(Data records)
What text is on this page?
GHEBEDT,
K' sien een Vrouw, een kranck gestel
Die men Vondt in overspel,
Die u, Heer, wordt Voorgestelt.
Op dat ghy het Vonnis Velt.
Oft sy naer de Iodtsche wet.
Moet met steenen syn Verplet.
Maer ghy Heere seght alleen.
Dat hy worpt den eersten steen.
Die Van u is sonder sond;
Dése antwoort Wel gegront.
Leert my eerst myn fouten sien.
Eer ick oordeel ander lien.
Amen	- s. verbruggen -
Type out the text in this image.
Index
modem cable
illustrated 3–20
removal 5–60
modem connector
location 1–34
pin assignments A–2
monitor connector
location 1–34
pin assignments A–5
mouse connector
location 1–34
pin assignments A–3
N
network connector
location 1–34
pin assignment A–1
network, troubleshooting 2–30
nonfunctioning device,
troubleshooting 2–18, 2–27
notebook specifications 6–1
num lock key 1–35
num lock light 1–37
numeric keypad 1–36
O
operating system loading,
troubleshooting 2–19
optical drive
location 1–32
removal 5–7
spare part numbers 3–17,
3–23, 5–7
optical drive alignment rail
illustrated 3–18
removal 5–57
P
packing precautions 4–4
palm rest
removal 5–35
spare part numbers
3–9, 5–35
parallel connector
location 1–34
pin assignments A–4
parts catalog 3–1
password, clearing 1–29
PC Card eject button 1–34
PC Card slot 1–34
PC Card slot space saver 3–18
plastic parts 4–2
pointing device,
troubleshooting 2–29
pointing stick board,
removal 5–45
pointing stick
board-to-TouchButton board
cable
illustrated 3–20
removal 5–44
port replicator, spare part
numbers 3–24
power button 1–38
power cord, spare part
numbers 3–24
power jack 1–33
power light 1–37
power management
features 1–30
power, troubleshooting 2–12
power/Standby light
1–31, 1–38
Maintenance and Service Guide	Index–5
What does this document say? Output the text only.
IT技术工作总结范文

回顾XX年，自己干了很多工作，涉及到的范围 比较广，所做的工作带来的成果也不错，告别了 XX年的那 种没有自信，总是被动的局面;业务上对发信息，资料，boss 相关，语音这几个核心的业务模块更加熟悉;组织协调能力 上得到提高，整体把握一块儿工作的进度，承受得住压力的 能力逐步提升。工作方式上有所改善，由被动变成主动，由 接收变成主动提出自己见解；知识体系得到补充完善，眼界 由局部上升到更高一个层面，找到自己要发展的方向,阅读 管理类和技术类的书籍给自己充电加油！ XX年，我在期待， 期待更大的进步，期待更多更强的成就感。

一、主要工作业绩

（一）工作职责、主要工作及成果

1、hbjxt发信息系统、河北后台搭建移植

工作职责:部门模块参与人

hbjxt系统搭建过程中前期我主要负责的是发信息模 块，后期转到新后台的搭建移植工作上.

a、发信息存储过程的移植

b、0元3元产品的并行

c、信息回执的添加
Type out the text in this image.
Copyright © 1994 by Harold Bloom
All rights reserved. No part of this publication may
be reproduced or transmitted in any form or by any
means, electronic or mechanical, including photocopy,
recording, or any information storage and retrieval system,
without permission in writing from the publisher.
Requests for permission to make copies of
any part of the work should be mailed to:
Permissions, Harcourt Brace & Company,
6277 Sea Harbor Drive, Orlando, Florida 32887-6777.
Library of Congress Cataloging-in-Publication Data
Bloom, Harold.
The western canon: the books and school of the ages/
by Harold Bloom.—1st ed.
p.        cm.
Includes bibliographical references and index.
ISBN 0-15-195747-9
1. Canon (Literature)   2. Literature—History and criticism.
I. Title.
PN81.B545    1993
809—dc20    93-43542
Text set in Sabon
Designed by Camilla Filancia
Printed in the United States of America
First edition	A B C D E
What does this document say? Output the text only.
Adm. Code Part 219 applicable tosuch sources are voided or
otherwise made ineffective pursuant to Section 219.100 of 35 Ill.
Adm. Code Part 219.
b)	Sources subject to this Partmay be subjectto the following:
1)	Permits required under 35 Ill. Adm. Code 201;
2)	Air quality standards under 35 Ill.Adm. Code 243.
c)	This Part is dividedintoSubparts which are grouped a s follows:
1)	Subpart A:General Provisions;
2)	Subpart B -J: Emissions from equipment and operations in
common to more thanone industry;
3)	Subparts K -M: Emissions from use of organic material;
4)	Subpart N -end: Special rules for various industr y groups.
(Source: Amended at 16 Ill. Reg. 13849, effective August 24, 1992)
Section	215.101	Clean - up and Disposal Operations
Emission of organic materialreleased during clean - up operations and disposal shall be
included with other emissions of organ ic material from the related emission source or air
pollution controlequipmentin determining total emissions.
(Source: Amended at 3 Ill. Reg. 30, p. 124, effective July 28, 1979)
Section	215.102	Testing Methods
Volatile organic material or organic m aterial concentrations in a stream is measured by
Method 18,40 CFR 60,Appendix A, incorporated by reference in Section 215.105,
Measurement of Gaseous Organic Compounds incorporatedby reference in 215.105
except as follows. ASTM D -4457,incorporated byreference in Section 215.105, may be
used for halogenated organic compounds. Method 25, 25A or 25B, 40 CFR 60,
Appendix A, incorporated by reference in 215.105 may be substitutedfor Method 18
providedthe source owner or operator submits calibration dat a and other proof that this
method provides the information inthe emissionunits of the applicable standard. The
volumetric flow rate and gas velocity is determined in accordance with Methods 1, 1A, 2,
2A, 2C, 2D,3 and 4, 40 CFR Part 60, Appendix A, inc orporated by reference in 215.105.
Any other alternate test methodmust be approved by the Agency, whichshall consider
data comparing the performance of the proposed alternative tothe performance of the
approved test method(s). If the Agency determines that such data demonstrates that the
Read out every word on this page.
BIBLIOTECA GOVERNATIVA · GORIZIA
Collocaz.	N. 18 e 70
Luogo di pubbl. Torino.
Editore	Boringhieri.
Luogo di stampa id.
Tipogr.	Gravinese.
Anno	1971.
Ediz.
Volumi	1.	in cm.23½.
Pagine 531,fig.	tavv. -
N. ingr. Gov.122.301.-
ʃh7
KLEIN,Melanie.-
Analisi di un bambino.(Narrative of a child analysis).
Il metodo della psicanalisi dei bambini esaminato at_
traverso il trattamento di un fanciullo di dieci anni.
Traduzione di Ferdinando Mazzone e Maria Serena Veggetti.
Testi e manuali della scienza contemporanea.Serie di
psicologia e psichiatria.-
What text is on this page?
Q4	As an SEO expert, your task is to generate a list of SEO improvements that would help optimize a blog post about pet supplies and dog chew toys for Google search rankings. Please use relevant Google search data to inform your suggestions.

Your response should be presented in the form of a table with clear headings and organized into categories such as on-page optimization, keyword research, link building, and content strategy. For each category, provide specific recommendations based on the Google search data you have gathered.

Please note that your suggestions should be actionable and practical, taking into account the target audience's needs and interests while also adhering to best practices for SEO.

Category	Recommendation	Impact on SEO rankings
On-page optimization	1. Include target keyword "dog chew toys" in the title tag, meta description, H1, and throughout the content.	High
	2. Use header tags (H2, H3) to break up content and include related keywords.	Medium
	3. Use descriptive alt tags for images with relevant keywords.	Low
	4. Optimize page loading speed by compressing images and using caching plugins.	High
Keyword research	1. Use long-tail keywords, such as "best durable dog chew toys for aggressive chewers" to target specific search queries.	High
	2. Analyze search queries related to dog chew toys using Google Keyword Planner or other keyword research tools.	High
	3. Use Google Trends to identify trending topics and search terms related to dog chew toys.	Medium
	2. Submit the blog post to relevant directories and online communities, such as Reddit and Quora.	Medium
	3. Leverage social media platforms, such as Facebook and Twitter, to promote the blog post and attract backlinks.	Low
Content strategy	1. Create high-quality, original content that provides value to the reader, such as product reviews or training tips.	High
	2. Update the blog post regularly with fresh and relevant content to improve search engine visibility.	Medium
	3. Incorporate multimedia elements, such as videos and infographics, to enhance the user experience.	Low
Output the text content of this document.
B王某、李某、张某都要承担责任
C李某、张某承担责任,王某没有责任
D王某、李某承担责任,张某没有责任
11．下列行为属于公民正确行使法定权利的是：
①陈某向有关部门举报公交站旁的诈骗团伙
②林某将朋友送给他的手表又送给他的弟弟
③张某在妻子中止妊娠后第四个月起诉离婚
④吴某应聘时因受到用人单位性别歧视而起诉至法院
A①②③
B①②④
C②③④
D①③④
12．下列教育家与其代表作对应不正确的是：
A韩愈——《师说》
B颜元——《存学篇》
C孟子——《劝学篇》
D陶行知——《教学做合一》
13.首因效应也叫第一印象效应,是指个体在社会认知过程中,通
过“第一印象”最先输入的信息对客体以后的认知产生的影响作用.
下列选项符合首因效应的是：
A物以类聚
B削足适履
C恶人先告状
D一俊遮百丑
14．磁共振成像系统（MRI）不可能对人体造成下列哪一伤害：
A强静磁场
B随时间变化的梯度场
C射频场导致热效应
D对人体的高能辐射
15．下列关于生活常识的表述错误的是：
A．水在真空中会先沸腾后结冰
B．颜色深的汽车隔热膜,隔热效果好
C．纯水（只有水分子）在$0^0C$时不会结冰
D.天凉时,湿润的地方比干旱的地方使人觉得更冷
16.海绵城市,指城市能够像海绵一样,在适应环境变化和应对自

**THE TASK**
Write out exactly the lines starting with the one that holds "Output the text content of this document." and running through the last line above.

**ANSWER**
Output the text content of this document.
B王某、李某、张某都要承担责任
C李某、张某承担责任,王某没有责任
D王某、李某承担责任,张某没有责任
11．下列行为属于公民正确行使法定权利的是：
①陈某向有关部门举报公交站旁的诈骗团伙
②林某将朋友送给他的手表又送给他的弟弟
③张某在妻子中止妊娠后第四个月起诉离婚
④吴某应聘时因受到用人单位性别歧视而起诉至法院
A①②③
B①②④
C②③④
D①③④
12．下列教育家与其代表作对应不正确的是：
A韩愈——《师说》
B颜元——《存学篇》
C孟子——《劝学篇》
D陶行知——《教学做合一》
13.首因效应也叫第一印象效应,是指个体在社会认知过程中,通
过“第一印象”最先输入的信息对客体以后的认知产生的影响作用.
下列选项符合首因效应的是：
A物以类聚
B削足适履
C恶人先告状
D一俊遮百丑
14．磁共振成像系统（MRI）不可能对人体造成下列哪一伤害：
A强静磁场
B随时间变化的梯度场
C射频场导致热效应
D对人体的高能辐射
15．下列关于生活常识的表述错误的是：
A．水在真空中会先沸腾后结冰
B．颜色深的汽车隔热膜,隔热效果好
C．纯水（只有水分子）在$0^0C$时不会结冰
D.天凉时,湿润的地方比干旱的地方使人觉得更冷
16.海绵城市,指城市能够像海绵一样,在适应环境变化和应对自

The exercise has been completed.